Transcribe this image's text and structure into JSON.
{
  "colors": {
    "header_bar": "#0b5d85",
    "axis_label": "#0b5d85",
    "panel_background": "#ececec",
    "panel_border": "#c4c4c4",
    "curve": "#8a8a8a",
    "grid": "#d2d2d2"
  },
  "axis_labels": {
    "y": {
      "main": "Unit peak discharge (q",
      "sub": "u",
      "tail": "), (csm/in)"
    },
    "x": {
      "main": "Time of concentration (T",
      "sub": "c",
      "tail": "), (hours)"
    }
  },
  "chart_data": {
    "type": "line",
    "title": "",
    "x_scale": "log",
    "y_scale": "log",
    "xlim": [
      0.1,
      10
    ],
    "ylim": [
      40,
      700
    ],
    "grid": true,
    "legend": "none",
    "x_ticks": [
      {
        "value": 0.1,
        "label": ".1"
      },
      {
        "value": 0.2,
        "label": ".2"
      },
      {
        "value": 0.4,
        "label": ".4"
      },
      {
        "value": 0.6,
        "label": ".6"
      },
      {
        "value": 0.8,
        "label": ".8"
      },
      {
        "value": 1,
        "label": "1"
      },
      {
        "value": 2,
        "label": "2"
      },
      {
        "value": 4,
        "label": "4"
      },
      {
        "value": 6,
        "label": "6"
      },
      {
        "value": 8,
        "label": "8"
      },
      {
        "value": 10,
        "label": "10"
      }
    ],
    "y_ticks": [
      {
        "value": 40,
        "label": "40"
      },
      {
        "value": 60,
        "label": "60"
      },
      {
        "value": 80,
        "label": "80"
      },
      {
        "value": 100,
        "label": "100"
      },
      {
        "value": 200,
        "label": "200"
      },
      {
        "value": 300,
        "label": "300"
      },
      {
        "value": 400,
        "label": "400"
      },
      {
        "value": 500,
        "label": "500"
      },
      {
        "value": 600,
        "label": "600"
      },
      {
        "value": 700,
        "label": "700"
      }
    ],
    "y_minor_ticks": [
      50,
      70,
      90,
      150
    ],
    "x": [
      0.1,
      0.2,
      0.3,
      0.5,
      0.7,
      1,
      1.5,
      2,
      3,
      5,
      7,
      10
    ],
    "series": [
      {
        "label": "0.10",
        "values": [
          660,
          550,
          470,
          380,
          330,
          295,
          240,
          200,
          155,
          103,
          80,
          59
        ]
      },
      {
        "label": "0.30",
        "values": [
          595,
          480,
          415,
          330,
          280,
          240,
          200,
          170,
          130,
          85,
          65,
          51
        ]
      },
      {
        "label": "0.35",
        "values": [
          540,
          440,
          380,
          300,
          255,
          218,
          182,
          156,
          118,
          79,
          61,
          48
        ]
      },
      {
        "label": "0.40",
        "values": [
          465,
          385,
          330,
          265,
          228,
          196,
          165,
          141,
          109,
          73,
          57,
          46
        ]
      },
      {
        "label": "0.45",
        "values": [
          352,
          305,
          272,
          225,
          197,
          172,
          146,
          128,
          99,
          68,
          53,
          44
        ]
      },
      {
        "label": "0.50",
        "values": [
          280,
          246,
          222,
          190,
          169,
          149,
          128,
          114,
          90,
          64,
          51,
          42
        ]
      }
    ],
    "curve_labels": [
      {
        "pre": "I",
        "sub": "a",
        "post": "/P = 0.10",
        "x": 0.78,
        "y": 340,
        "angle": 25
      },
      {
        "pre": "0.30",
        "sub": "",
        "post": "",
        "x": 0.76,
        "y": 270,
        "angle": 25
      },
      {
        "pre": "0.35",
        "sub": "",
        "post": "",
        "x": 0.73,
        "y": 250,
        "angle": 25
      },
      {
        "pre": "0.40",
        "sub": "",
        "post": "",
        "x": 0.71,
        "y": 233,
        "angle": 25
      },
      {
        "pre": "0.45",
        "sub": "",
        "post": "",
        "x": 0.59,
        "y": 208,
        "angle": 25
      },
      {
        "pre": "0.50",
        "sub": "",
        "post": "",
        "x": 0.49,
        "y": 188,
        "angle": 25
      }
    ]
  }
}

· · · · ·

* [TASK TO COMPLETE]:
Copy out all of the records shown above exactly.

* [TASK SOLUTION]:
Transcribe this image's text and structure into JSON.
{
  "colors": {
    "header_bar": "#0b5d85",
    "axis_label": "#0b5d85",
    "panel_background": "#ececec",
    "panel_border": "#c4c4c4",
    "curve": "#8a8a8a",
    "grid": "#d2d2d2"
  },
  "axis_labels": {
    "y": {
      "main": "Unit peak discharge (q",
      "sub": "u",
      "tail": "), (csm/in)"
    },
    "x": {
      "main": "Time of concentration (T",
      "sub": "c",
      "tail": "), (hours)"
    }
  },
  "chart_data": {
    "type": "line",
    "title": "",
    "x_scale": "log",
    "y_scale": "log",
    "xlim": [
      0.1,
      10
    ],
    "ylim": [
      40,
      700
    ],
    "grid": true,
    "legend": "none",
    "x_ticks": [
      {
        "value": 0.1,
        "label": ".1"
      },
      {
        "value": 0.2,
        "label": ".2"
      },
      {
        "value": 0.4,
        "label": ".4"
      },
      {
        "value": 0.6,
        "label": ".6"
      },
      {
        "value": 0.8,
        "label": ".8"
      },
      {
        "value": 1,
        "label": "1"
      },
      {
        "value": 2,
        "label": "2"
      },
      {
        "value": 4,
        "label": "4"
      },
      {
        "value": 6,
        "label": "6"
      },
      {
        "value": 8,
        "label": "8"
      },
      {
        "value": 10,
        "label": "10"
      }
    ],
    "y_ticks": [
      {
        "value": 40,
        "label": "40"
      },
      {
        "value": 60,
        "label": "60"
      },
      {
        "value": 80,
        "label": "80"
      },
      {
        "value": 100,
        "label": "100"
      },
      {
        "value": 200,
        "label": "200"
      },
      {
        "value": 300,
        "label": "300"
      },
      {
        "value": 400,
        "label": "400"
      },
      {
        "value": 500,
        "label": "500"
      },
      {
        "value": 600,
        "label": "600"
      },
      {
        "value": 700,
        "label": "700"
      }
    ],
    "y_minor_ticks": [
      50,
      70,
      90,
      150
    ],
    "x": [
      0.1,
      0.2,
      0.3,
      0.5,
      0.7,
      1,
      1.5,
      2,
      3,
      5,
      7,
      10
    ],
    "series": [
      {
        "label": "0.10",
        "values": [
          660,
          550,
          470,
          380,
          330,
          295,
          240,
          200,
          155,
          103,
          80,
          59
        ]
      },
      {
        "label": "0.30",
        "values": [
          595,
          480,
          415,
          330,
          280,
          240,
          200,
          170,
          130,
          85,
          65,
          51
        ]
      },
      {
        "label": "0.35",
        "values": [
          540,
          440,
          380,
          300,
          255,
          218,
          182,
          156,
          118,
          79,
          61,
          48
        ]
      },
      {
        "label": "0.40",
        "values": [
          465,
          385,
          330,
          265,
          228,
          196,
          165,
          141,
          109,
          73,
          57,
          46
        ]
      },
      {
        "label": "0.45",
        "values": [
          352,
          305,
          272,
          225,
          197,
          172,
          146,
          128,
          99,
          68,
          53,
          44
        ]
      },
      {
        "label": "0.50",
        "values": [
          280,
          246,
          222,
          190,
          169,
          149,
          128,
          114,
          90,
          64,
          51,
          42
        ]
      }
    ],
    "curve_labels": [
      {
        "pre": "I",
        "sub": "a",
        "post": "/P = 0.10",
        "x": 0.78,
        "y": 340,
        "angle": 25
      },
      {
        "pre": "0.30",
        "sub": "",
        "post": "",
        "x": 0.76,
        "y": 270,
        "angle": 25
      },
      {
        "pre": "0.35",
        "sub": "",
        "post": "",
        "x": 0.73,
        "y": 250,
        "angle": 25
      },
      {
        "pre": "0.40",
        "sub": "",
        "post": "",
        "x": 0.71,
        "y": 233,
        "angle": 25
      },
      {
        "pre": "0.45",
        "sub": "",
        "post": "",
        "x": 0.59,
        "y": 208,
        "angle": 25
      },
      {
        "pre": "0.50",
        "sub": "",
        "post": "",
        "x": 0.49,
        "y": 188,
        "angle": 25
      }
    ]
  }
}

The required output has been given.